--- Exercise brief ---
Transcribe everything in the data word for word. Pictures are left out.

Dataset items
———

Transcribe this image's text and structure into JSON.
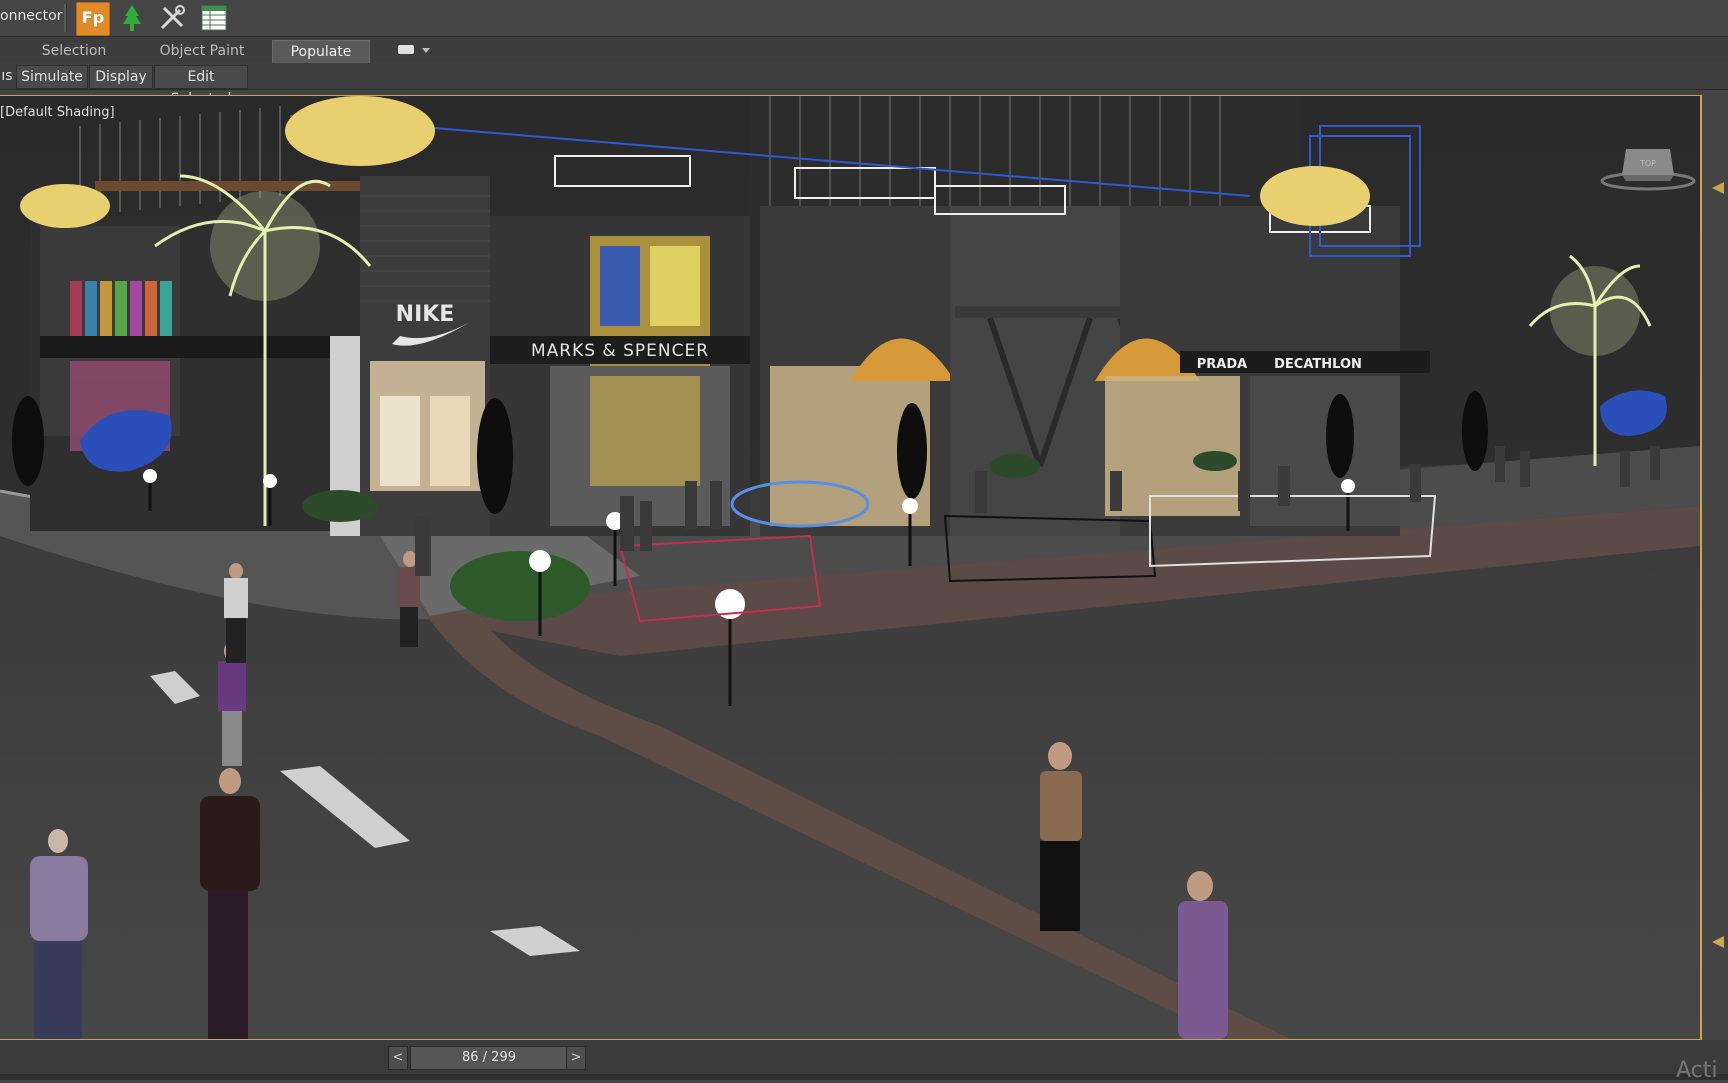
{
  "toolbar": {
    "cut_label": "onnector",
    "icons": [
      "freeform-icon",
      "populate-tree-icon",
      "tools-icon",
      "table-icon"
    ]
  },
  "ribbon": {
    "tabs": [
      {
        "label": "Selection",
        "active": false
      },
      {
        "label": "Object Paint",
        "active": false
      },
      {
        "label": "Populate",
        "active": true
      }
    ]
  },
  "subbar": {
    "cut_label": "ıs",
    "buttons": [
      "Simulate",
      "Display",
      "Edit Selected"
    ]
  },
  "viewport": {
    "label": "[Default Shading]",
    "viewcube_label": "TOP",
    "signs": [
      "NIKE",
      "MARKS & SPENCER",
      "PRADA",
      "DECATHLON"
    ]
  },
  "timeline": {
    "frame_text": "86 / 299",
    "prev": "<",
    "next": ">"
  },
  "watermark": "Acti",
  "colors": {
    "toolbar_bg": "#454545",
    "accent_frame": "#c8a84a",
    "fp_icon": "#e08a2a"
  }
}
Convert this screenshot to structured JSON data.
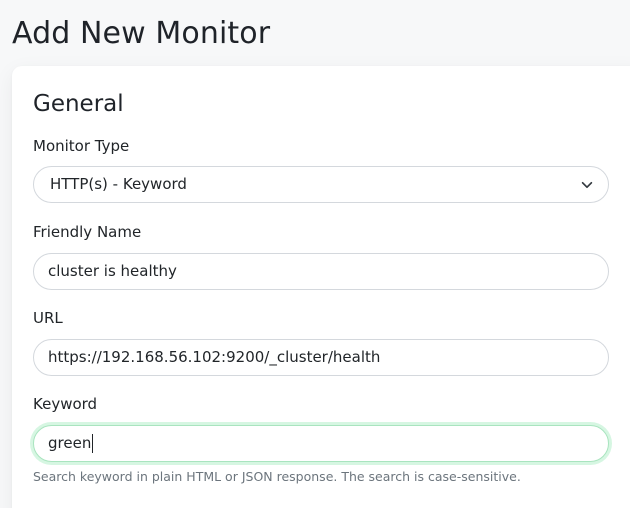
{
  "page": {
    "title": "Add New Monitor"
  },
  "general": {
    "section_title": "General",
    "monitor_type": {
      "label": "Monitor Type",
      "value": "HTTP(s) - Keyword"
    },
    "friendly_name": {
      "label": "Friendly Name",
      "value": "cluster is healthy"
    },
    "url": {
      "label": "URL",
      "value": "https://192.168.56.102:9200/_cluster/health"
    },
    "keyword": {
      "label": "Keyword",
      "value": "green",
      "help": "Search keyword in plain HTML or JSON response. The search is case-sensitive."
    }
  },
  "icons": {
    "dropdown": "chevron-down-icon"
  },
  "colors": {
    "focus_border": "#a9e4bf",
    "focus_glow": "#5cdd8b"
  }
}
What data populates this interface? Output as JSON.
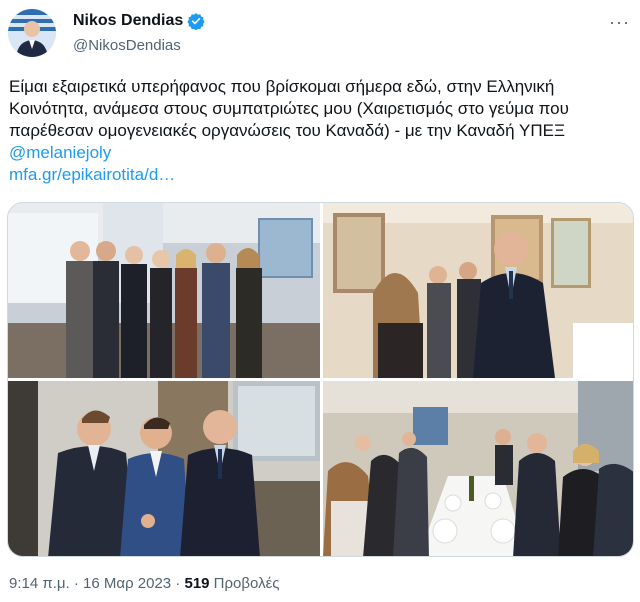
{
  "author": {
    "display_name": "Nikos Dendias",
    "handle": "@NikosDendias",
    "verified": true,
    "avatar_icon": "profile-photo"
  },
  "tweet": {
    "text_before": "Είμαι εξαιρετικά υπερήφανος που βρίσκομαι σήμερα εδώ, στην Ελληνική Κοινότητα, ανάμεσα στους συμπατριώτες μου (Χαιρετισμός στο γεύμα που παρέθεσαν ομογενειακές οργανώσεις του Καναδά) - με την Καναδή ΥΠΕΞ ",
    "mention": "@melaniejoly",
    "link": "mfa.gr/epikairotita/d…"
  },
  "meta": {
    "time": "9:14 π.μ.",
    "separator": " · ",
    "date": "16 Μαρ 2023",
    "views_count": "519",
    "views_label": " Προβολές"
  },
  "colors": {
    "accent": "#1d9bf0",
    "text": "#0f1419",
    "secondary": "#536471",
    "border": "#cfd9de"
  }
}
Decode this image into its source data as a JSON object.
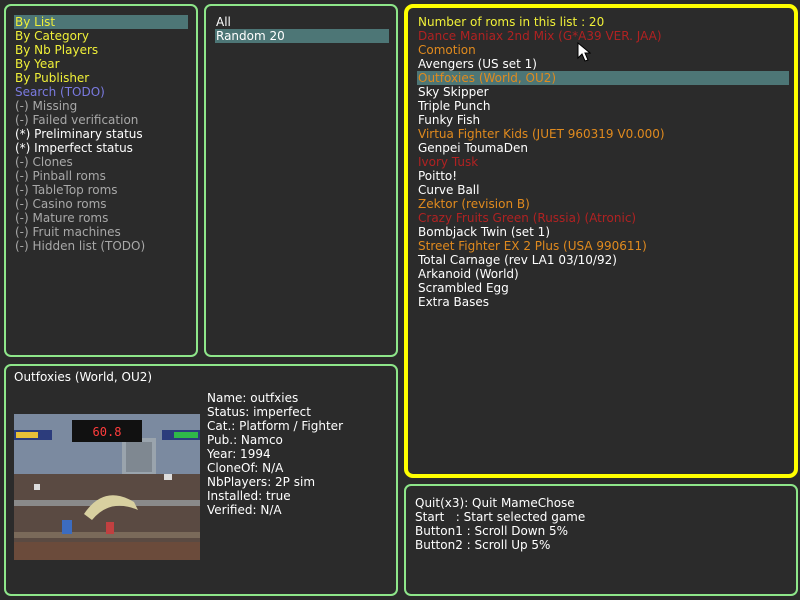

———

--- Response to this exercise ---
Transcribe this image's text and structure into JSON.
{
  "toolbar": {
    "cut_label": "onnector",
    "icons": [
      "freeform-icon",
      "populate-tree-icon",
      "tools-icon",
      "table-icon"
    ]
  },
  "ribbon": {
    "tabs": [
      {
        "label": "Selection",
        "active": false
      },
      {
        "label": "Object Paint",
        "active": false
      },
      {
        "label": "Populate",
        "active": true
      }
    ]
  },
  "subbar": {
    "cut_label": "ıs",
    "buttons": [
      "Simulate",
      "Display",
      "Edit Selected"
    ]
  },
  "viewport": {
    "label": "[Default Shading]",
    "viewcube_label": "TOP",
    "signs": [
      "NIKE",
      "MARKS & SPENCER",
      "PRADA",
      "DECATHLON"
    ]
  },
  "timeline": {
    "frame_text": "86 / 299",
    "prev": "<",
    "next": ">"
  },
  "watermark": "Acti",
  "colors": {
    "toolbar_bg": "#454545",
    "accent_frame": "#c8a84a",
    "fp_icon": "#e08a2a"
  }
}
Convert this screenshot to structured JSON data.
{
  "page": {
    "title": "Add New Monitor"
  },
  "general": {
    "section_title": "General",
    "monitor_type": {
      "label": "Monitor Type",
      "value": "HTTP(s) - Keyword"
    },
    "friendly_name": {
      "label": "Friendly Name",
      "value": "cluster is healthy"
    },
    "url": {
      "label": "URL",
      "value": "https://192.168.56.102:9200/_cluster/health"
    },
    "keyword": {
      "label": "Keyword",
      "value": "green",
      "help": "Search keyword in plain HTML or JSON response. The search is case-sensitive."
    }
  },
  "icons": {
    "dropdown": "chevron-down-icon"
  },
  "colors": {
    "focus_border": "#a9e4bf",
    "focus_glow": "#5cdd8b"
  }
}
What data populates this interface? Output as JSON.
{
  "author": {
    "display_name": "Nikos Dendias",
    "handle": "@NikosDendias",
    "verified": true,
    "avatar_icon": "profile-photo"
  },
  "tweet": {
    "text_before": "Είμαι εξαιρετικά υπερήφανος που βρίσκομαι σήμερα εδώ, στην Ελληνική Κοινότητα, ανάμεσα στους συμπατριώτες μου (Χαιρετισμός στο γεύμα που παρέθεσαν ομογενειακές οργανώσεις του Καναδά) - με την Καναδή ΥΠΕΞ ",
    "mention": "@melaniejoly",
    "link": "mfa.gr/epikairotita/d…"
  },
  "meta": {
    "time": "9:14 π.μ.",
    "separator": " · ",
    "date": "16 Μαρ 2023",
    "views_count": "519",
    "views_label": " Προβολές"
  },
  "colors": {
    "accent": "#1d9bf0",
    "text": "#0f1419",
    "secondary": "#536471",
    "border": "#cfd9de"
  }
}
Decode this image into its source data as a JSON object.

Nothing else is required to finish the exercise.